• _Records shown_:

------

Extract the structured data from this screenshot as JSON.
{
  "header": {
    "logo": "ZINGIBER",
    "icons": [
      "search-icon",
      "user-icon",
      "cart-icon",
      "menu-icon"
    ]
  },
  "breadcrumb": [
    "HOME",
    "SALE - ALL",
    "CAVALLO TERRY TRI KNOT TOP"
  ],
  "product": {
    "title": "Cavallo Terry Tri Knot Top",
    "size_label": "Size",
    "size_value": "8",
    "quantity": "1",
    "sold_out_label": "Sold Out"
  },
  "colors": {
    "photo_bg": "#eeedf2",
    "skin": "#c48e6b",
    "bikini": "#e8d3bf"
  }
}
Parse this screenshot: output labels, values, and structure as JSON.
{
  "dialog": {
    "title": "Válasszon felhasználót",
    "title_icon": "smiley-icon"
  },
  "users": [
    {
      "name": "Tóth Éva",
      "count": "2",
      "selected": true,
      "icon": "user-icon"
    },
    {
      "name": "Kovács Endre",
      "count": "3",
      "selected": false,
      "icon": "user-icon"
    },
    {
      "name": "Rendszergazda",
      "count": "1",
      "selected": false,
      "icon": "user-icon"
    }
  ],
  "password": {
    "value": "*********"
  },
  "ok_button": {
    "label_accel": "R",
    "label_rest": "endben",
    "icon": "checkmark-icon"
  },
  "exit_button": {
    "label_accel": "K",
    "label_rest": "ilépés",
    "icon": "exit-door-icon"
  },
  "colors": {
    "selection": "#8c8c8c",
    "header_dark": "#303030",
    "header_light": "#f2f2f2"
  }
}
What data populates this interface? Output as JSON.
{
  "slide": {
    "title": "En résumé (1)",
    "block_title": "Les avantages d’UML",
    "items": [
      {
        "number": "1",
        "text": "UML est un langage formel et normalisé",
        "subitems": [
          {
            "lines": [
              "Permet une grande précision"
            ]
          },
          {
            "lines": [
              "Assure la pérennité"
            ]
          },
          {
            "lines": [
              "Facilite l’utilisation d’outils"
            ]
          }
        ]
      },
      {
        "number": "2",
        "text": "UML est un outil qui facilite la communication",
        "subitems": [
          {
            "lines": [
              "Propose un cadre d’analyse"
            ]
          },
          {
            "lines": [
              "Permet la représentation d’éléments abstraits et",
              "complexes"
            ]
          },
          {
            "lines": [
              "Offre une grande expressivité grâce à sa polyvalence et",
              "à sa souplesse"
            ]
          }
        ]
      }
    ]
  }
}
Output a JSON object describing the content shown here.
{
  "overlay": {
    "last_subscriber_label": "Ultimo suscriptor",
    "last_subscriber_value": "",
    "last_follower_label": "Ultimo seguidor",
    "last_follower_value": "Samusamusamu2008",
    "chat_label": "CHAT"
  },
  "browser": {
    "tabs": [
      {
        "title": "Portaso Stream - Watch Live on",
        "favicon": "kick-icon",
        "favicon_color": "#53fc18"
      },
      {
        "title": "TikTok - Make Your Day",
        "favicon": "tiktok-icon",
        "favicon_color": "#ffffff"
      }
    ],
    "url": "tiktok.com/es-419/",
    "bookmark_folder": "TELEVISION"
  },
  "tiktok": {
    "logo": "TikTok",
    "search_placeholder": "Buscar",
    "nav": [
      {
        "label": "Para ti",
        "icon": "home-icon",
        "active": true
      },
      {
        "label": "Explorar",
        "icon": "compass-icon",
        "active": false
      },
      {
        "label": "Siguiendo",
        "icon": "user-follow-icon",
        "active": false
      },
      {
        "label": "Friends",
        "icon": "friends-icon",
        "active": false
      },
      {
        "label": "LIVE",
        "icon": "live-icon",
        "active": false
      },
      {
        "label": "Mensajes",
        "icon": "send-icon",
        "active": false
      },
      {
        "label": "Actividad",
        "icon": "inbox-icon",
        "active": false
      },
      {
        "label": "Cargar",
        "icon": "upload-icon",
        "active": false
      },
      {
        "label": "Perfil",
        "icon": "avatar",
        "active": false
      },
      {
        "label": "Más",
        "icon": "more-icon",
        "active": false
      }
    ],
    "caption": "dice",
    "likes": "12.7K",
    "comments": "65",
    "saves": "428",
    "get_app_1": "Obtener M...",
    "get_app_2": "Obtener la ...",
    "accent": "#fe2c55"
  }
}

------

• _Exercise task_: Send back all of the entries exactly, with nothing missing.

• _Solution_:
Extract the structured data from this screenshot as JSON.
{
  "header": {
    "logo": "ZINGIBER",
    "icons": [
      "search-icon",
      "user-icon",
      "cart-icon",
      "menu-icon"
    ]
  },
  "breadcrumb": [
    "HOME",
    "SALE - ALL",
    "CAVALLO TERRY TRI KNOT TOP"
  ],
  "product": {
    "title": "Cavallo Terry Tri Knot Top",
    "size_label": "Size",
    "size_value": "8",
    "quantity": "1",
    "sold_out_label": "Sold Out"
  },
  "colors": {
    "photo_bg": "#eeedf2",
    "skin": "#c48e6b",
    "bikini": "#e8d3bf"
  }
}
Parse this screenshot: output labels, values, and structure as JSON.
{
  "dialog": {
    "title": "Válasszon felhasználót",
    "title_icon": "smiley-icon"
  },
  "users": [
    {
      "name": "Tóth Éva",
      "count": "2",
      "selected": true,
      "icon": "user-icon"
    },
    {
      "name": "Kovács Endre",
      "count": "3",
      "selected": false,
      "icon": "user-icon"
    },
    {
      "name": "Rendszergazda",
      "count": "1",
      "selected": false,
      "icon": "user-icon"
    }
  ],
  "password": {
    "value": "*********"
  },
  "ok_button": {
    "label_accel": "R",
    "label_rest": "endben",
    "icon": "checkmark-icon"
  },
  "exit_button": {
    "label_accel": "K",
    "label_rest": "ilépés",
    "icon": "exit-door-icon"
  },
  "colors": {
    "selection": "#8c8c8c",
    "header_dark": "#303030",
    "header_light": "#f2f2f2"
  }
}
What data populates this interface? Output as JSON.
{
  "slide": {
    "title": "En résumé (1)",
    "block_title": "Les avantages d’UML",
    "items": [
      {
        "number": "1",
        "text": "UML est un langage formel et normalisé",
        "subitems": [
          {
            "lines": [
              "Permet une grande précision"
            ]
          },
          {
            "lines": [
              "Assure la pérennité"
            ]
          },
          {
            "lines": [
              "Facilite l’utilisation d’outils"
            ]
          }
        ]
      },
      {
        "number": "2",
        "text": "UML est un outil qui facilite la communication",
        "subitems": [
          {
            "lines": [
              "Propose un cadre d’analyse"
            ]
          },
          {
            "lines": [
              "Permet la représentation d’éléments abstraits et",
              "complexes"
            ]
          },
          {
            "lines": [
              "Offre une grande expressivité grâce à sa polyvalence et",
              "à sa souplesse"
            ]
          }
        ]
      }
    ]
  }
}
Output a JSON object describing the content shown here.
{
  "overlay": {
    "last_subscriber_label": "Ultimo suscriptor",
    "last_subscriber_value": "",
    "last_follower_label": "Ultimo seguidor",
    "last_follower_value": "Samusamusamu2008",
    "chat_label": "CHAT"
  },
  "browser": {
    "tabs": [
      {
        "title": "Portaso Stream - Watch Live on",
        "favicon": "kick-icon",
        "favicon_color": "#53fc18"
      },
      {
        "title": "TikTok - Make Your Day",
        "favicon": "tiktok-icon",
        "favicon_color": "#ffffff"
      }
    ],
    "url": "tiktok.com/es-419/",
    "bookmark_folder": "TELEVISION"
  },
  "tiktok": {
    "logo": "TikTok",
    "search_placeholder": "Buscar",
    "nav": [
      {
        "label": "Para ti",
        "icon": "home-icon",
        "active": true
      },
      {
        "label": "Explorar",
        "icon": "compass-icon",
        "active": false
      },
      {
        "label": "Siguiendo",
        "icon": "user-follow-icon",
        "active": false
      },
      {
        "label": "Friends",
        "icon": "friends-icon",
        "active": false
      },
      {
        "label": "LIVE",
        "icon": "live-icon",
        "active": false
      },
      {
        "label": "Mensajes",
        "icon": "send-icon",
        "active": false
      },
      {
        "label": "Actividad",
        "icon": "inbox-icon",
        "active": false
      },
      {
        "label": "Cargar",
        "icon": "upload-icon",
        "active": false
      },
      {
        "label": "Perfil",
        "icon": "avatar",
        "active": false
      },
      {
        "label": "Más",
        "icon": "more-icon",
        "active": false
      }
    ],
    "caption": "dice",
    "likes": "12.7K",
    "comments": "65",
    "saves": "428",
    "get_app_1": "Obtener M...",
    "get_app_2": "Obtener la ...",
    "accent": "#fe2c55"
  }
}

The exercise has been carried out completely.